(Task prompt): Where a line holds the word "stelling", copy that line.

* Start Task data *

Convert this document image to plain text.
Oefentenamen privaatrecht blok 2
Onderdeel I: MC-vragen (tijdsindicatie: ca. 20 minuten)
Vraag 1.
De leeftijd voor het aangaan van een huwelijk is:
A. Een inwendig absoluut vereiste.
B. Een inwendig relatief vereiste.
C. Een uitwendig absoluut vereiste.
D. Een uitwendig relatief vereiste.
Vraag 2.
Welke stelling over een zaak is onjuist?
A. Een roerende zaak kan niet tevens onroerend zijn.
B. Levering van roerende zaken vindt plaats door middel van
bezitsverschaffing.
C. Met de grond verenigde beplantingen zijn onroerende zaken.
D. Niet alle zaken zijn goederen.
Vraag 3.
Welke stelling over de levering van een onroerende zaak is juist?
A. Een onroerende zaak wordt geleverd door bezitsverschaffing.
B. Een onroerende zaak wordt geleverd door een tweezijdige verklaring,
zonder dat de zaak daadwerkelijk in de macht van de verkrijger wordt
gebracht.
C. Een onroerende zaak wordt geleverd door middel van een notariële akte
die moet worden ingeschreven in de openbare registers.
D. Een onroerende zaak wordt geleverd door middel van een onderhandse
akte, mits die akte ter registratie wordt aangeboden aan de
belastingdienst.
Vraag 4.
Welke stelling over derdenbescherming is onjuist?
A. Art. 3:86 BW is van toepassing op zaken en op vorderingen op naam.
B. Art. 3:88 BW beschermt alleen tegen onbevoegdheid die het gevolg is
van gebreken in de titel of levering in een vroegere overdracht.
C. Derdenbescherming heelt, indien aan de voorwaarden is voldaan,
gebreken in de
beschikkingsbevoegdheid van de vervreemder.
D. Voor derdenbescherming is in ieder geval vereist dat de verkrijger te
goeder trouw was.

* End Task data *

(Answer in full):
Welke stelling over een zaak is onjuist?
Welke stelling over de levering van een onroerende zaak is juist?
Welke stelling over derdenbescherming is onjuist?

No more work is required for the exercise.